╭─ EXERCISE DATA
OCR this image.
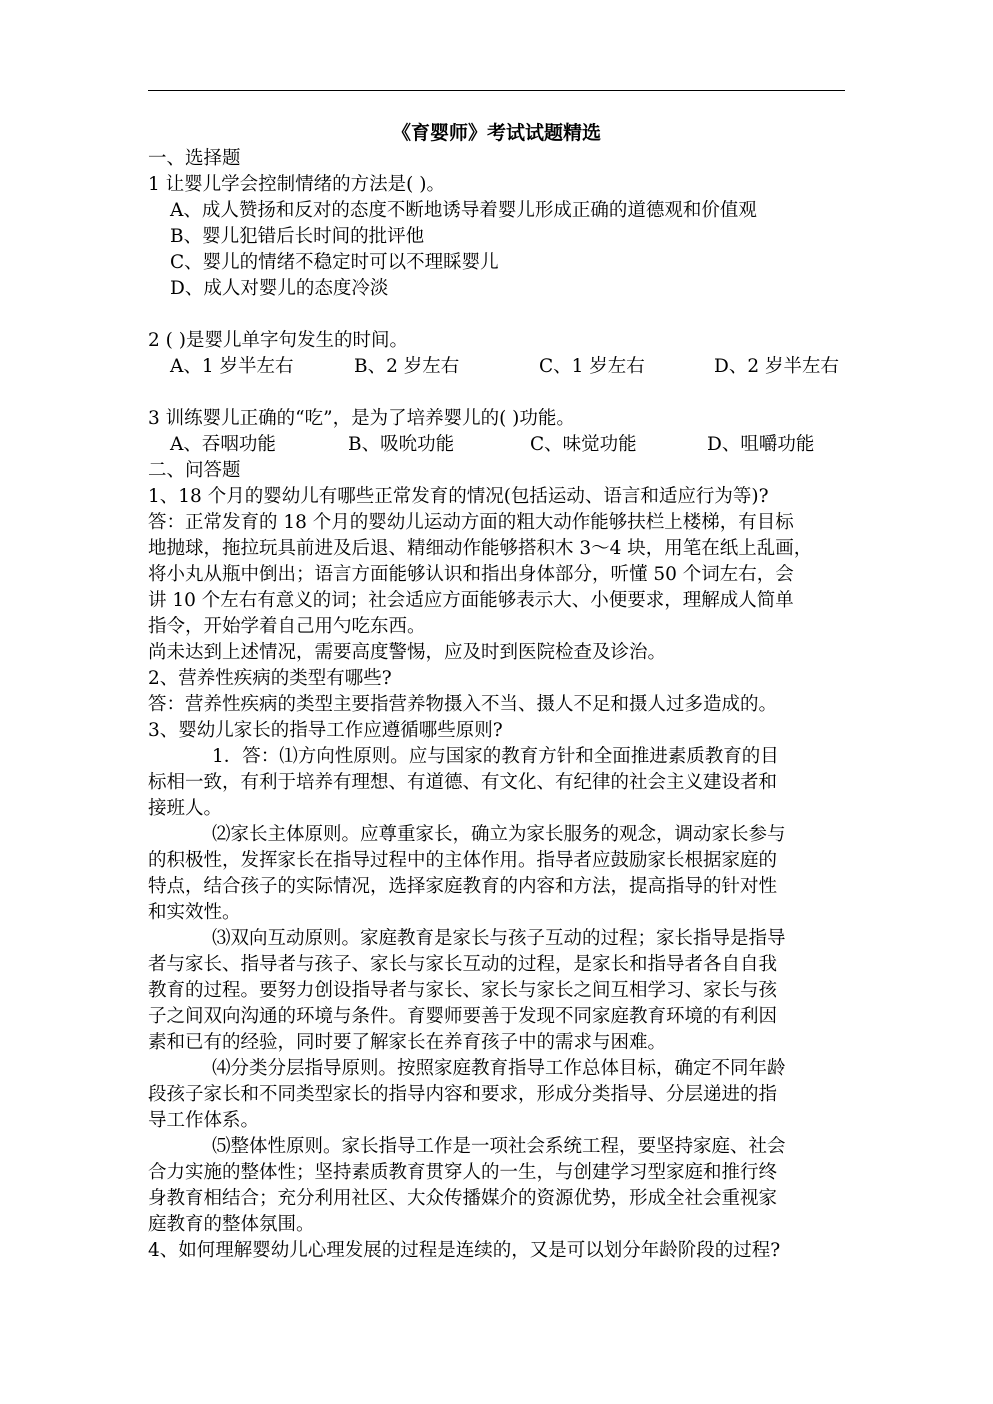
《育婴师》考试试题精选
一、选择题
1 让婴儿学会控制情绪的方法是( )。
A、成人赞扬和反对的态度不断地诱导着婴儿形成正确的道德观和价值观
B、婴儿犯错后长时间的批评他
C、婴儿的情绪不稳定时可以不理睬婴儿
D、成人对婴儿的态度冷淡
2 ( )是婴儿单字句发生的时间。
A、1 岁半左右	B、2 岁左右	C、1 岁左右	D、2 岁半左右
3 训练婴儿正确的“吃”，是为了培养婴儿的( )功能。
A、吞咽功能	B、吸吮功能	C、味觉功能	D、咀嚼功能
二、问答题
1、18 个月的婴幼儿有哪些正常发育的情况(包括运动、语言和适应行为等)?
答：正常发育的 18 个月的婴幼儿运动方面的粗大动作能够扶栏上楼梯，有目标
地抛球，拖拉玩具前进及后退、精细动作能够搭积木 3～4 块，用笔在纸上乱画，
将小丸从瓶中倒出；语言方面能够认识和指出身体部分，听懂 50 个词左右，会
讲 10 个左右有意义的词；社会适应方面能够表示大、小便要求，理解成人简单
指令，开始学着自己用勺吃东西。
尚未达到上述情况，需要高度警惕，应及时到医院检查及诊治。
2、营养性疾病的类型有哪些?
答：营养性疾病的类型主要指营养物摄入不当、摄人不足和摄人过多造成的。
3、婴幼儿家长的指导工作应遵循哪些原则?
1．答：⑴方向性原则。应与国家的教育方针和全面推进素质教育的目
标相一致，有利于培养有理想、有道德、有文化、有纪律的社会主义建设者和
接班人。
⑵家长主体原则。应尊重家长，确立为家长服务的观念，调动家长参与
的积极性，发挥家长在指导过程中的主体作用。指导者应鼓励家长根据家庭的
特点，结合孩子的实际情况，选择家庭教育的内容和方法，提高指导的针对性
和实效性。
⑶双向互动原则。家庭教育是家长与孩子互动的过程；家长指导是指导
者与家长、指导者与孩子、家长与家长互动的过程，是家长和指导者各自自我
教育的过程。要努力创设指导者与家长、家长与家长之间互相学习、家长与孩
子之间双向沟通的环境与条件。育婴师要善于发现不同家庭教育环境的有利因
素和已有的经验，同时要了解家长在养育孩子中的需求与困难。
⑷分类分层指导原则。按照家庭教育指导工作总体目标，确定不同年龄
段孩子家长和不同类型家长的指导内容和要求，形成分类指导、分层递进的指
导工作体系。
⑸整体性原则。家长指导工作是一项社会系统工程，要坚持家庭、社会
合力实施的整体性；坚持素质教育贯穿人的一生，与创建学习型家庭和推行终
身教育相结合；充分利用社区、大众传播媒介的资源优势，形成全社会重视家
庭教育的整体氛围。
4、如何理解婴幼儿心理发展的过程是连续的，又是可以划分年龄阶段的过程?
╰─
Without the pictures, print the records in full, exactly as they appear.

▶ FULL OUTPUT:
OCR this image.
《育婴师》考试试题精选
一、选择题
1 让婴儿学会控制情绪的方法是( )。
A、成人赞扬和反对的态度不断地诱导着婴儿形成正确的道德观和价值观
B、婴儿犯错后长时间的批评他
C、婴儿的情绪不稳定时可以不理睬婴儿
D、成人对婴儿的态度冷淡
2 ( )是婴儿单字句发生的时间。
A、1 岁半左右	B、2 岁左右	C、1 岁左右	D、2 岁半左右
3 训练婴儿正确的“吃”，是为了培养婴儿的( )功能。
A、吞咽功能	B、吸吮功能	C、味觉功能	D、咀嚼功能
二、问答题
1、18 个月的婴幼儿有哪些正常发育的情况(包括运动、语言和适应行为等)?
答：正常发育的 18 个月的婴幼儿运动方面的粗大动作能够扶栏上楼梯，有目标
地抛球，拖拉玩具前进及后退、精细动作能够搭积木 3～4 块，用笔在纸上乱画，
将小丸从瓶中倒出；语言方面能够认识和指出身体部分，听懂 50 个词左右，会
讲 10 个左右有意义的词；社会适应方面能够表示大、小便要求，理解成人简单
指令，开始学着自己用勺吃东西。
尚未达到上述情况，需要高度警惕，应及时到医院检查及诊治。
2、营养性疾病的类型有哪些?
答：营养性疾病的类型主要指营养物摄入不当、摄人不足和摄人过多造成的。
3、婴幼儿家长的指导工作应遵循哪些原则?
1．答：⑴方向性原则。应与国家的教育方针和全面推进素质教育的目
标相一致，有利于培养有理想、有道德、有文化、有纪律的社会主义建设者和
接班人。
⑵家长主体原则。应尊重家长，确立为家长服务的观念，调动家长参与
的积极性，发挥家长在指导过程中的主体作用。指导者应鼓励家长根据家庭的
特点，结合孩子的实际情况，选择家庭教育的内容和方法，提高指导的针对性
和实效性。
⑶双向互动原则。家庭教育是家长与孩子互动的过程；家长指导是指导
者与家长、指导者与孩子、家长与家长互动的过程，是家长和指导者各自自我
教育的过程。要努力创设指导者与家长、家长与家长之间互相学习、家长与孩
子之间双向沟通的环境与条件。育婴师要善于发现不同家庭教育环境的有利因
素和已有的经验，同时要了解家长在养育孩子中的需求与困难。
⑷分类分层指导原则。按照家庭教育指导工作总体目标，确定不同年龄
段孩子家长和不同类型家长的指导内容和要求，形成分类指导、分层递进的指
导工作体系。
⑸整体性原则。家长指导工作是一项社会系统工程，要坚持家庭、社会
合力实施的整体性；坚持素质教育贯穿人的一生，与创建学习型家庭和推行终
身教育相结合；充分利用社区、大众传播媒介的资源优势，形成全社会重视家
庭教育的整体氛围。
4、如何理解婴幼儿心理发展的过程是连续的，又是可以划分年龄阶段的过程?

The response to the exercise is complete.